WORK TO COMPLETE
Filter the data for lines with the word "Sensor", then copy every line so identified.

====

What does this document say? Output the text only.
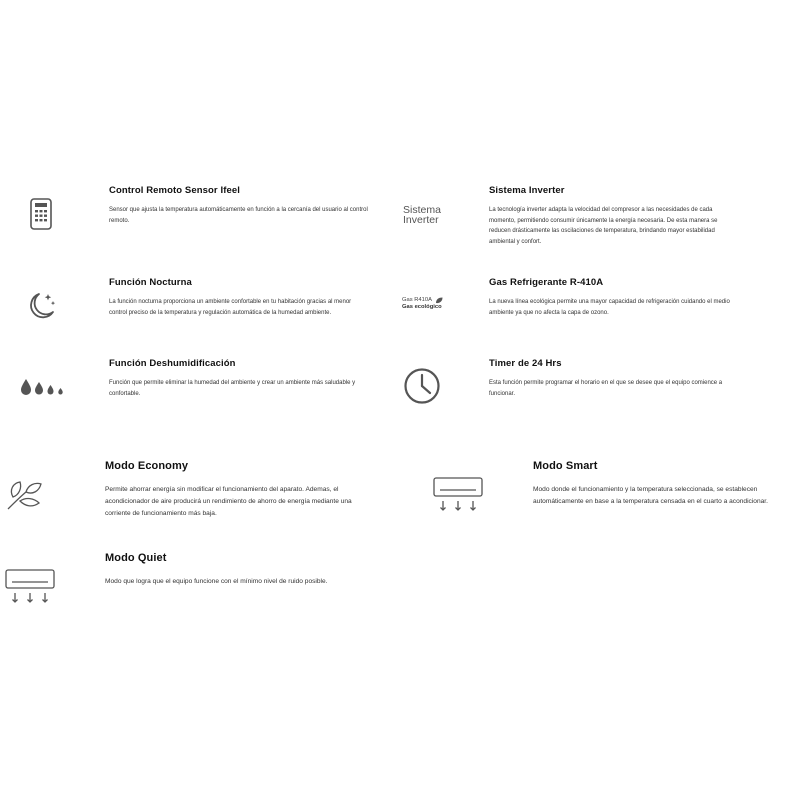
Control Remoto Sensor Ifeel

Sensor que ajusta la temperatura automáticamente en función a la cercanía del usuario al control remoto.

Sistema
Inverter
Sistema Inverter

La tecnología inverter adapta la velocidad del compresor a las necesidades de cada momento, permitiendo consumir únicamente la energía necesaria. De esta manera se reducen drásticamente las oscilaciones de temperatura, brindando mayor estabilidad ambiental y confort.

Función Nocturna

La función nocturna proporciona un ambiente confortable en tu habitación gracias al menor control preciso de la temperatura y regulación automática de la humedad ambiente.

Gas R410A
Gas ecológico
Gas Refrigerante R-410A

La nueva línea ecológica permite una mayor capacidad de refrigeración cuidando el medio ambiente ya que no afecta la capa de ozono.

Función Deshumidificación

Función que permite eliminar la humedad del ambiente y crear un ambiente más saludable y confortable.

Timer de 24 Hrs

Esta función permite programar el horario en el que se desee que el equipo comience a funcionar.

Modo Economy

Permite ahorrar energía sin modificar el funcionamiento del aparato. Ademas, el acondicionador de aire producirá un rendimiento de ahorro de energía mediante una corriente de funcionamiento más baja.

Modo Smart

Modo donde el funcionamiento y la temperatura seleccionada, se establecen automáticamente en base a la temperatura censada en el cuarto a acondicionar.

Modo Quiet

Modo que logra que el equipo funcione con el mínimo nivel de ruido posible.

====

SOLUTION TO THIS EXERCISE
Control Remoto Sensor Ifeel
Sensor que ajusta la temperatura automáticamente en función a la cercanía del usuario al control remoto.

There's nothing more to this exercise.